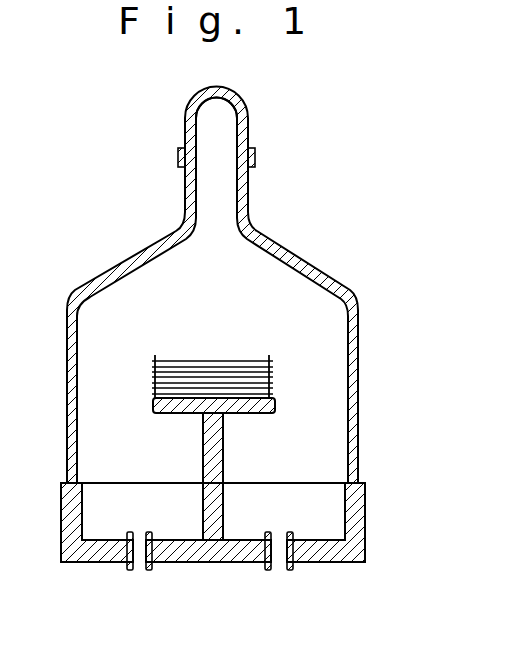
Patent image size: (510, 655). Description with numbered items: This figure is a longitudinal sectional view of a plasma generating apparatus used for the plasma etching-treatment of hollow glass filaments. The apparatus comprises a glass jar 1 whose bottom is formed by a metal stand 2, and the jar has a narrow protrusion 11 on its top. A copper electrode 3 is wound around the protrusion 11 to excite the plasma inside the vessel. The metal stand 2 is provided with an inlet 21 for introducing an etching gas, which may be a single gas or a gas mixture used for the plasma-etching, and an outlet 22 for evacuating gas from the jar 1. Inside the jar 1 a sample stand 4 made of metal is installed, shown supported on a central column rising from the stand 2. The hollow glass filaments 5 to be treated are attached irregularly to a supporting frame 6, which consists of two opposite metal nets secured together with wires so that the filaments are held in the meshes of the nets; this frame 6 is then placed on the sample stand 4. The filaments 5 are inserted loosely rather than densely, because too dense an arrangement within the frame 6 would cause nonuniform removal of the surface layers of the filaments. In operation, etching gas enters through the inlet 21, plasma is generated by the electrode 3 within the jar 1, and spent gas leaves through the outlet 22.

The glass jar 1 is at (358, 352).
The protrusion 11 is at (185, 130).
The copper electrode 3 is at (256, 157).
The hollow glass filaments 5 is at (228, 360).
The supporting frame 6 is at (269, 356).
The sample stand 4 is at (276, 405).
The metal stand 2 is at (366, 517).
The inlet 21 is at (152, 566).
The outlet 22 is at (266, 566).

TASK INSTRUCTIONS
Rewrite the entries with every "apparatus" changed to "device" and nothing else altered. Don't include the pictures.

FINAL RESULT
Patent image size: (510, 655). Description with numbered items: This figure is a longitudinal sectional view of a plasma generating device used for the plasma etching-treatment of hollow glass filaments. The device comprises a glass jar 1 whose bottom is formed by a metal stand 2, and the jar has a narrow protrusion 11 on its top. A copper electrode 3 is wound around the protrusion 11 to excite the plasma inside the vessel. The metal stand 2 is provided with an inlet 21 for introducing an etching gas, which may be a single gas or a gas mixture used for the plasma-etching, and an outlet 22 for evacuating gas from the jar 1. Inside the jar 1 a sample stand 4 made of metal is installed, shown supported on a central column rising from the stand 2. The hollow glass filaments 5 to be treated are attached irregularly to a supporting frame 6, which consists of two opposite metal nets secured together with wires so that the filaments are held in the meshes of the nets; this frame 6 is then placed on the sample stand 4. The filaments 5 are inserted loosely rather than densely, because too dense an arrangement within the frame 6 would cause nonuniform removal of the surface layers of the filaments. In operation, etching gas enters through the inlet 21, plasma is generated by the electrode 3 within the jar 1, and spent gas leaves through the outlet 22.

The glass jar 1 is at (358, 352).
The protrusion 11 is at (185, 130).
The copper electrode 3 is at (256, 157).
The hollow glass filaments 5 is at (228, 360).
The supporting frame 6 is at (269, 356).
The sample stand 4 is at (276, 405).
The metal stand 2 is at (366, 517).
The inlet 21 is at (152, 566).
The outlet 22 is at (266, 566).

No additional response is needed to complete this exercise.